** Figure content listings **
-- begin --
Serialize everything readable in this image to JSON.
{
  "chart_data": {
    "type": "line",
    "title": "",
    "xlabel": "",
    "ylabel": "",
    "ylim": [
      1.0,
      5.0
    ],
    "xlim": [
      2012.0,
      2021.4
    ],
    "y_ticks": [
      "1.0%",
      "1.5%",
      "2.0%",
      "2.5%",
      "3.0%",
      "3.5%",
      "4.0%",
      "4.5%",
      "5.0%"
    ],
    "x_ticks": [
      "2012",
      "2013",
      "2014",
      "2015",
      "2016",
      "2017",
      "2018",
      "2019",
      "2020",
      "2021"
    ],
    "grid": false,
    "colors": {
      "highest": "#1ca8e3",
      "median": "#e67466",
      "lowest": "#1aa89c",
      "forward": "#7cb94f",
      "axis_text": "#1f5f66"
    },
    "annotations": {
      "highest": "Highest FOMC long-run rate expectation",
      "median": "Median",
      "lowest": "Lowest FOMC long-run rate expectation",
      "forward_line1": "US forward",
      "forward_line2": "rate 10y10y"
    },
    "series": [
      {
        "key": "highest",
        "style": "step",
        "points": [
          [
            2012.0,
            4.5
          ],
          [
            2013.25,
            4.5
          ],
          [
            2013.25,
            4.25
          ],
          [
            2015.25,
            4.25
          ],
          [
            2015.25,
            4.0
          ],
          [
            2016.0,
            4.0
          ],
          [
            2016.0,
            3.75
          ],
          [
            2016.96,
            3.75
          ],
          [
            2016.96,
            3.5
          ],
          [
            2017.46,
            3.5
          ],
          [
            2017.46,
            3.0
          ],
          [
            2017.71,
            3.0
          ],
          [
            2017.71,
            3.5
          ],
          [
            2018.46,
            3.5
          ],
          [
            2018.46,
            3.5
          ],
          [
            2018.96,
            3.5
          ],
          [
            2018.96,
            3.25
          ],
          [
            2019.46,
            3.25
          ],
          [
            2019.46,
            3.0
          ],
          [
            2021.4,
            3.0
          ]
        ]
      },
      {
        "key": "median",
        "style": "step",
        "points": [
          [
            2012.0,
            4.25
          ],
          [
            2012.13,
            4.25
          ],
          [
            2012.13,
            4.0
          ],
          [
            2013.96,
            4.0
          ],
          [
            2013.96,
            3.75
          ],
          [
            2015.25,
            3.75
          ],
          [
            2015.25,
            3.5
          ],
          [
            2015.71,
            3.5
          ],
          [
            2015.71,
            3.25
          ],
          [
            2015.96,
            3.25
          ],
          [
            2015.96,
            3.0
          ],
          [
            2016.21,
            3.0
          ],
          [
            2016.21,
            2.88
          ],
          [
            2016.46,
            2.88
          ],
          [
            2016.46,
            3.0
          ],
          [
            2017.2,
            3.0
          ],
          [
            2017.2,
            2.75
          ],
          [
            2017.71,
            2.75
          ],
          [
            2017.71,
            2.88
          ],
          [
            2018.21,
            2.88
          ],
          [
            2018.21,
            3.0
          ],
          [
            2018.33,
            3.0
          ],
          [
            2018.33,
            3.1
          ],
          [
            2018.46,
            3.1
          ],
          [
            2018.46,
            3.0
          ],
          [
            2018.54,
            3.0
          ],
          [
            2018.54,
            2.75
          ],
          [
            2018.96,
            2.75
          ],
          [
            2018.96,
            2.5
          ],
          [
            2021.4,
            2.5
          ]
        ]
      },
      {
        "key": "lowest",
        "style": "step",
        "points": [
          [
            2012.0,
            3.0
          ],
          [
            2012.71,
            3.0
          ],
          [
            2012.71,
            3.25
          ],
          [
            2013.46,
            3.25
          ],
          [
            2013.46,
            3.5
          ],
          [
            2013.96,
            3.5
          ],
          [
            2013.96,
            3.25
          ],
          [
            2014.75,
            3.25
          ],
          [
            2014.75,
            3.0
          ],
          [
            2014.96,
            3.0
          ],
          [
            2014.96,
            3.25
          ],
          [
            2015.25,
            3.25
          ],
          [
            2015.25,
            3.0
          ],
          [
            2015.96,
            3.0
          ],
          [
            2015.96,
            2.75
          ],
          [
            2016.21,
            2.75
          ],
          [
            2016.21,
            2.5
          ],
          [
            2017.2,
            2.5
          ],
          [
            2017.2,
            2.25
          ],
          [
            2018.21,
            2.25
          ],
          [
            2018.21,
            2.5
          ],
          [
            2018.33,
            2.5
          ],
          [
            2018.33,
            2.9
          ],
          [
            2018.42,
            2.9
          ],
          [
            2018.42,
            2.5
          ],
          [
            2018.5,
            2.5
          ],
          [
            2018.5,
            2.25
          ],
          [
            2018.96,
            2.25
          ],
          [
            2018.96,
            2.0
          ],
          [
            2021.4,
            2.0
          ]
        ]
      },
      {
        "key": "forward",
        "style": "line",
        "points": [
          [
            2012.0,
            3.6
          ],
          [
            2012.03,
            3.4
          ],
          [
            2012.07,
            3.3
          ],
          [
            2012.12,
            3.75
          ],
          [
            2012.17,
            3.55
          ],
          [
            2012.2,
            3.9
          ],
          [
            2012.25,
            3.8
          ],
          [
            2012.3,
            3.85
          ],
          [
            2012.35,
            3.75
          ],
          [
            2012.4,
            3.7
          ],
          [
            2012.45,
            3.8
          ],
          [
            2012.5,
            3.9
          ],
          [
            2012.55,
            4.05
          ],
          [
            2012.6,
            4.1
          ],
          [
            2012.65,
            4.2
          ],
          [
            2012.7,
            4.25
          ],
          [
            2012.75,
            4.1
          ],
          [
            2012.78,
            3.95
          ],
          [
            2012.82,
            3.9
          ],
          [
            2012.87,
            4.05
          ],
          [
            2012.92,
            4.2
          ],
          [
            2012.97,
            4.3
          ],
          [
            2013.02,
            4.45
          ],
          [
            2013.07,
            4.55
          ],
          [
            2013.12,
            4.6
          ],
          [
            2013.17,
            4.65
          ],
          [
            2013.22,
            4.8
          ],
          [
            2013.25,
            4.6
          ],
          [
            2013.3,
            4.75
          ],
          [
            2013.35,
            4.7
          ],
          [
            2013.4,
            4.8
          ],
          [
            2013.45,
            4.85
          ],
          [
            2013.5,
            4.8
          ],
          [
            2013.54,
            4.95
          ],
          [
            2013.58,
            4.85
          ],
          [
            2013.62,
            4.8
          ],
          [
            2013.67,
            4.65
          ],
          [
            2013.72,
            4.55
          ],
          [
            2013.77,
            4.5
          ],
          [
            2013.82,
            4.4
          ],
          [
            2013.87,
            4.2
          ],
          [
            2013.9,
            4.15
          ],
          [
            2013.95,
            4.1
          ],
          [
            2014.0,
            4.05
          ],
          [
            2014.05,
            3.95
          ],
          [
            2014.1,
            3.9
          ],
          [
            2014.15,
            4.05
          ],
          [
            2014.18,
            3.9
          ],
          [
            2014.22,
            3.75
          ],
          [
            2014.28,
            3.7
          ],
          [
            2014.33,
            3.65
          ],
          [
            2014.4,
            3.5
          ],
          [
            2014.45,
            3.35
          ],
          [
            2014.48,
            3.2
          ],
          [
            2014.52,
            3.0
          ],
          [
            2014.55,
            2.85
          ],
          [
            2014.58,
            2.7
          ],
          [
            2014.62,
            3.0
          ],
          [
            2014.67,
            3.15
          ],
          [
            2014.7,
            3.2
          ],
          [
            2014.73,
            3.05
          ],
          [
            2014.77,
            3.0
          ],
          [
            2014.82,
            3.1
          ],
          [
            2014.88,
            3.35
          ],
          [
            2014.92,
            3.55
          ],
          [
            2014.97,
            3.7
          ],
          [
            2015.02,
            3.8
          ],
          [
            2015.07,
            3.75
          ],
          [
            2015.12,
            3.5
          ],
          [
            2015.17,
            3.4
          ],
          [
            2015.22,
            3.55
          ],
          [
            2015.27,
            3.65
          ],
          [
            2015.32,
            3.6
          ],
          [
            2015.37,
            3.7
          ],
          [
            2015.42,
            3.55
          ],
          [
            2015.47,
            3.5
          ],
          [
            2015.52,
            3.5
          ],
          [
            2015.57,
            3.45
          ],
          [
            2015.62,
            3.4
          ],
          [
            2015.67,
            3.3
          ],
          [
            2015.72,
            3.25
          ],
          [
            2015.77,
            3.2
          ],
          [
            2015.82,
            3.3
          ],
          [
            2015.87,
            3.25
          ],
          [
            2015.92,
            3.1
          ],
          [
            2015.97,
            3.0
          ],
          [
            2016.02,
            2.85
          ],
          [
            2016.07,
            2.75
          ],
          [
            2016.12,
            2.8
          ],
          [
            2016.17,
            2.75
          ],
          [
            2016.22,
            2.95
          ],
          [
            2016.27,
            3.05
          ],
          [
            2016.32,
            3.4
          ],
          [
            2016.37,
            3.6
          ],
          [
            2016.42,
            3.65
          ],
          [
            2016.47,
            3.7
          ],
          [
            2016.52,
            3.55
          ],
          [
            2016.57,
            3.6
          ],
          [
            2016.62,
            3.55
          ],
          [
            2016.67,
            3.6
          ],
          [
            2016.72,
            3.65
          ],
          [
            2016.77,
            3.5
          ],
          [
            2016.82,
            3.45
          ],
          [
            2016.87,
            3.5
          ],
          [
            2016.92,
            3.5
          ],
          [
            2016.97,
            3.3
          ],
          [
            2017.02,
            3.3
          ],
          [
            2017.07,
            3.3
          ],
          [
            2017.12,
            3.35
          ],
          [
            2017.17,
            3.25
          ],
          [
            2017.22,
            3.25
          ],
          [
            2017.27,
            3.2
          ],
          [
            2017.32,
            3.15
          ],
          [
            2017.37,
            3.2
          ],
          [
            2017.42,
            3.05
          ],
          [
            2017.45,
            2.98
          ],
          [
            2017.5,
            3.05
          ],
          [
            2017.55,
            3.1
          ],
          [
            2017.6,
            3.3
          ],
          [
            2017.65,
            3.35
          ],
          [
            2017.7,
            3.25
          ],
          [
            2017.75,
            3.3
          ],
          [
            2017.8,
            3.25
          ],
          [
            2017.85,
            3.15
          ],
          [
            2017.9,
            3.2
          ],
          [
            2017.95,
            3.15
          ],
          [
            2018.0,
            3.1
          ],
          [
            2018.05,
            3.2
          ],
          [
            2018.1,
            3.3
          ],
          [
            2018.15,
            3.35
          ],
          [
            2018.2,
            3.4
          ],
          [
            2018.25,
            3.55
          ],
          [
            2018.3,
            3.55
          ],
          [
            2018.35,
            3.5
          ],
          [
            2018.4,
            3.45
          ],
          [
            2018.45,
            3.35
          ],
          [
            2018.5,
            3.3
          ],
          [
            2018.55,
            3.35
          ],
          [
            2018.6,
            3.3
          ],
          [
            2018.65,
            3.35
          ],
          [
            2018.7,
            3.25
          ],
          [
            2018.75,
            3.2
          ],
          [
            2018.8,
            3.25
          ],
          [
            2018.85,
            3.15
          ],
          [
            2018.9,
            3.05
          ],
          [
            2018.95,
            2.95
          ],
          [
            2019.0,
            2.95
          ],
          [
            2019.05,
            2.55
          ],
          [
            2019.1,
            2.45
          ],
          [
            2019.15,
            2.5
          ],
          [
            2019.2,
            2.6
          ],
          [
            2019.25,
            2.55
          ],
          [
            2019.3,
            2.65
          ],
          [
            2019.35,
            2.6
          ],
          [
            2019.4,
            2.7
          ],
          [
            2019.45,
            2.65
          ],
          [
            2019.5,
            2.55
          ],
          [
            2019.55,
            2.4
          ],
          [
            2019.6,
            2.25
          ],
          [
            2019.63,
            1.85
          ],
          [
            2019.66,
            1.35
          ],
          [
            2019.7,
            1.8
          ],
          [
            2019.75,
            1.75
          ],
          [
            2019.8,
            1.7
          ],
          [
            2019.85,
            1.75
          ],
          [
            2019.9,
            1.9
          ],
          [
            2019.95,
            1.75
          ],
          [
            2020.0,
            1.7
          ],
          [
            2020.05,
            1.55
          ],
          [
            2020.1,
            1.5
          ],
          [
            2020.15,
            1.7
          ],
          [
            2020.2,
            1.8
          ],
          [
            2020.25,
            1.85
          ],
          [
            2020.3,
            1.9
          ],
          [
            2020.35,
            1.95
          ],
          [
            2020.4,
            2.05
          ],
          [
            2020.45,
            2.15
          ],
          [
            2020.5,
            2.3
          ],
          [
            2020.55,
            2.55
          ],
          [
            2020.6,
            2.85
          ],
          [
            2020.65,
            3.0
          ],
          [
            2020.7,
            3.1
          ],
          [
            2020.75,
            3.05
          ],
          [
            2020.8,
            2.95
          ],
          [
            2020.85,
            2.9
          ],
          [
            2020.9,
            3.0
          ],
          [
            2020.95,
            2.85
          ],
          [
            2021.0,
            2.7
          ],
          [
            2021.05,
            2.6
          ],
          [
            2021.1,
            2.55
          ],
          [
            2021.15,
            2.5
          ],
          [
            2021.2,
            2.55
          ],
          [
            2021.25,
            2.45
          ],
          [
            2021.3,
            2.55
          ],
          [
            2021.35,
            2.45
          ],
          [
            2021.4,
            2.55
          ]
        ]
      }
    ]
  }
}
-- end --
** WRITTEN TASK **
Please list every line of the records that contains "lowest".

** WORKED ANSWER **
      "lowest": "#1aa89c",
      "lowest": "Lowest FOMC long-run rate expectation",
        "key": "lowest",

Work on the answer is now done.